— begin Provided information —

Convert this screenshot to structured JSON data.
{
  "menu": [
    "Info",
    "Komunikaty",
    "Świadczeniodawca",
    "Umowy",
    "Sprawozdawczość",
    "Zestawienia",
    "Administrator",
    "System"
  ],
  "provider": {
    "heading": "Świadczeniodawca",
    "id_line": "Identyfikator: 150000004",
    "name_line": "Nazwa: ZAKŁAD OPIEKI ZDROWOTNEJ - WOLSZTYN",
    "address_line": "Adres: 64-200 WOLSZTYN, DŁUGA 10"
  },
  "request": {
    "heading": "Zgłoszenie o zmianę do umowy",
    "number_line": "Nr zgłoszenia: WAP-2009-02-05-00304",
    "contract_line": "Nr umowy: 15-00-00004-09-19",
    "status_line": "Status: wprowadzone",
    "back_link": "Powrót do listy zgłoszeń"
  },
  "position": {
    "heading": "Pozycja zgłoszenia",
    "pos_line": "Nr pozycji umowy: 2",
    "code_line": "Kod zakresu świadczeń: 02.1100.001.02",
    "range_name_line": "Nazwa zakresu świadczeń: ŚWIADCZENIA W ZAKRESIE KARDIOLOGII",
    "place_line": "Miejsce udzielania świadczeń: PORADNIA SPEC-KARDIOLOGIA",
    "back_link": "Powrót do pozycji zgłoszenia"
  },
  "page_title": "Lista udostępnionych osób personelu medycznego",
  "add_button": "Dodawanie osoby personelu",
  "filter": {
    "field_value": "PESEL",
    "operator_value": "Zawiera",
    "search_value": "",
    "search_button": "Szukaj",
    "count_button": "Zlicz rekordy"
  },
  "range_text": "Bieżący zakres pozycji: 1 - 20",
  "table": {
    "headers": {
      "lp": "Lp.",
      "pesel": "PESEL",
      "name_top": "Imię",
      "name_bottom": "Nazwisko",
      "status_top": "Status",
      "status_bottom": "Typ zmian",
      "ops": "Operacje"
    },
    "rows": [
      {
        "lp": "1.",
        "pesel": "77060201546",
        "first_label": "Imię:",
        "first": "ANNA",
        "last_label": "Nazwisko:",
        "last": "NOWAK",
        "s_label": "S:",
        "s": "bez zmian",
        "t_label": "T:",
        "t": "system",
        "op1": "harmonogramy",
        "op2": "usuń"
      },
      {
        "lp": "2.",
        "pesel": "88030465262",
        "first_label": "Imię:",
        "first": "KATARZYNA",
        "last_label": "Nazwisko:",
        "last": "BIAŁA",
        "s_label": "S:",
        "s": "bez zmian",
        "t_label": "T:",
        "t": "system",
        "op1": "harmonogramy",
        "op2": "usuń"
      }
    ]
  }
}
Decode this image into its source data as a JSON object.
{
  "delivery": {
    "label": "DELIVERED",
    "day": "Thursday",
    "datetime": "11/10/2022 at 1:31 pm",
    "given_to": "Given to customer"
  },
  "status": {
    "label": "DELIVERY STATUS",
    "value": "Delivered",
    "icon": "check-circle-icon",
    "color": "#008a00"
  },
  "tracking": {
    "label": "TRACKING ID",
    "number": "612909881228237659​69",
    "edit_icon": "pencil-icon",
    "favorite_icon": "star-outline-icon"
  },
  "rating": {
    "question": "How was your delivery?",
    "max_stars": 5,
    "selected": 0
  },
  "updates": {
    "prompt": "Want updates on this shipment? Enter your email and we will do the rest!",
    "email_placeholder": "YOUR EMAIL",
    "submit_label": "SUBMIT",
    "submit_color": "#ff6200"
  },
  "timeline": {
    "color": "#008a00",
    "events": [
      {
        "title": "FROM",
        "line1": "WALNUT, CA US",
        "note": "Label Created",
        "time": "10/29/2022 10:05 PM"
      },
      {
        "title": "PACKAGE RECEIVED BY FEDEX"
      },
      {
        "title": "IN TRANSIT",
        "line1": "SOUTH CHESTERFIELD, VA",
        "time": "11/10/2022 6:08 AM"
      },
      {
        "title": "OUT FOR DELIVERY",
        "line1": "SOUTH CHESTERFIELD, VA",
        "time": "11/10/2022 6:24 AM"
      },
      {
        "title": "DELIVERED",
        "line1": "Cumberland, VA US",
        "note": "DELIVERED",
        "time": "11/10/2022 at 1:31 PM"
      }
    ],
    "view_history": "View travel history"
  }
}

— end Provided information —

**Written instruction:**
For this exercise, gather every line of the data that contains the word "zakresu".

**Exercise solution:**
    "code_line": "Kod zakresu świadczeń: 02.1100.001.02",
    "range_name_line": "Nazwa zakresu świadczeń: ŚWIADCZENIA W ZAKRESIE KARDIOLOGII",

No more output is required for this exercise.